Extracted records
+===+
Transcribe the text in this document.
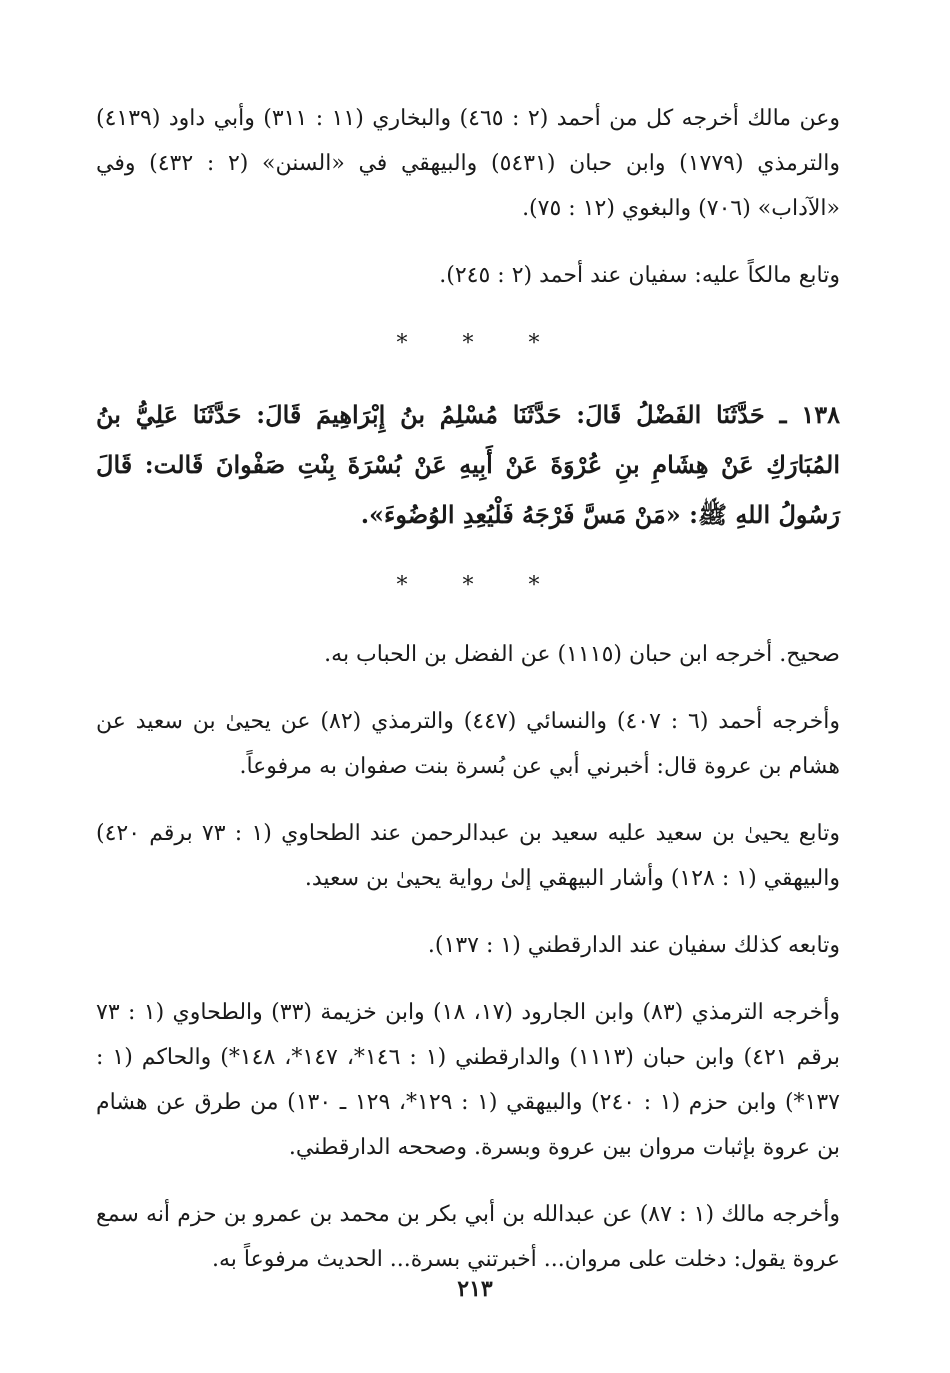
وعن مالك أخرجه كل من أحمد (٢ : ٤٦٥) والبخاري (١١ : ٣١١) وأبي داود (٤١٣٩) والترمذي (١٧٧٩) وابن حبان (٥٤٣١) والبيهقي في «السنن» (٢ : ٤٣٢) وفي «الآداب» (٧٠٦) والبغوي (١٢ : ٧٥).

وتابع مالكاً عليه: سفيان عند أحمد (٢ : ٢٤٥).

* * *

١٣٨ ـ حَدَّثَنَا الفَضْلُ قَالَ: حَدَّثَنَا مُسْلِمُ بنُ إِبْرَاهِيمَ قَالَ: حَدَّثَنَا عَلِيُّ بنُ المُبَارَكِ عَنْ هِشَامِ بنِ عُرْوَةَ عَنْ أَبِيهِ عَنْ بُسْرَةَ بِنْتِ صَفْوانَ قَالت: قَالَ رَسُولُ اللهِ ﷺ: «مَنْ مَسَّ فَرْجَهُ فَلْيُعِدِ الوُضُوءَ».

* * *

صحيح. أخرجه ابن حبان (١١١٥) عن الفضل بن الحباب به.

وأخرجه أحمد (٦ : ٤٠٧) والنسائي (٤٤٧) والترمذي (٨٢) عن يحيىٰ بن سعيد عن هشام بن عروة قال: أخبرني أبي عن بُسرة بنت صفوان به مرفوعاً.

وتابع يحيىٰ بن سعيد عليه سعيد بن عبدالرحمن عند الطحاوي (١ : ٧٣ برقم ٤٢٠) والبيهقي (١ : ١٢٨) وأشار البيهقي إلىٰ رواية يحيىٰ بن سعيد.

وتابعه كذلك سفيان عند الدارقطني (١ : ١٣٧).

وأخرجه الترمذي (٨٣) وابن الجارود (١٧، ١٨) وابن خزيمة (٣٣) والطحاوي (١ : ٧٣ برقم ٤٢١) وابن حبان (١١١٣) والدارقطني (١ : ١٤٦*، ١٤٧*، ١٤٨*) والحاكم (١ : ١٣٧*) وابن حزم (١ : ٢٤٠) والبيهقي (١ : ١٢٩*، ١٢٩ ـ ١٣٠) من طرق عن هشام بن عروة بإثبات مروان بين عروة وبسرة. وصححه الدارقطني.

وأخرجه مالك (١ : ٨٧) عن عبدالله بن أبي بكر بن محمد بن عمرو بن حزم أنه سمع عروة يقول: دخلت على مروان... أخبرتني بسرة... الحديث مرفوعاً به.

٢١٣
+===+
» GIVEN INSTRUCTION
Without the pictures, reproduce every line of the records above exactly.

» EXERCISE RESULT
Transcribe the text in this document.
وعن مالك أخرجه كل من أحمد (٢ : ٤٦٥) والبخاري (١١ : ٣١١) وأبي داود (٤١٣٩) والترمذي (١٧٧٩) وابن حبان (٥٤٣١) والبيهقي في «السنن» (٢ : ٤٣٢) وفي «الآداب» (٧٠٦) والبغوي (١٢ : ٧٥).

وتابع مالكاً عليه: سفيان عند أحمد (٢ : ٢٤٥).

* * *

١٣٨ ـ حَدَّثَنَا الفَضْلُ قَالَ: حَدَّثَنَا مُسْلِمُ بنُ إِبْرَاهِيمَ قَالَ: حَدَّثَنَا عَلِيُّ بنُ المُبَارَكِ عَنْ هِشَامِ بنِ عُرْوَةَ عَنْ أَبِيهِ عَنْ بُسْرَةَ بِنْتِ صَفْوانَ قَالت: قَالَ رَسُولُ اللهِ ﷺ: «مَنْ مَسَّ فَرْجَهُ فَلْيُعِدِ الوُضُوءَ».

* * *

صحيح. أخرجه ابن حبان (١١١٥) عن الفضل بن الحباب به.

وأخرجه أحمد (٦ : ٤٠٧) والنسائي (٤٤٧) والترمذي (٨٢) عن يحيىٰ بن سعيد عن هشام بن عروة قال: أخبرني أبي عن بُسرة بنت صفوان به مرفوعاً.

وتابع يحيىٰ بن سعيد عليه سعيد بن عبدالرحمن عند الطحاوي (١ : ٧٣ برقم ٤٢٠) والبيهقي (١ : ١٢٨) وأشار البيهقي إلىٰ رواية يحيىٰ بن سعيد.

وتابعه كذلك سفيان عند الدارقطني (١ : ١٣٧).

وأخرجه الترمذي (٨٣) وابن الجارود (١٧، ١٨) وابن خزيمة (٣٣) والطحاوي (١ : ٧٣ برقم ٤٢١) وابن حبان (١١١٣) والدارقطني (١ : ١٤٦*، ١٤٧*، ١٤٨*) والحاكم (١ : ١٣٧*) وابن حزم (١ : ٢٤٠) والبيهقي (١ : ١٢٩*، ١٢٩ ـ ١٣٠) من طرق عن هشام بن عروة بإثبات مروان بين عروة وبسرة. وصححه الدارقطني.

وأخرجه مالك (١ : ٨٧) عن عبدالله بن أبي بكر بن محمد بن عمرو بن حزم أنه سمع عروة يقول: دخلت على مروان... أخبرتني بسرة... الحديث مرفوعاً به.

٢١٣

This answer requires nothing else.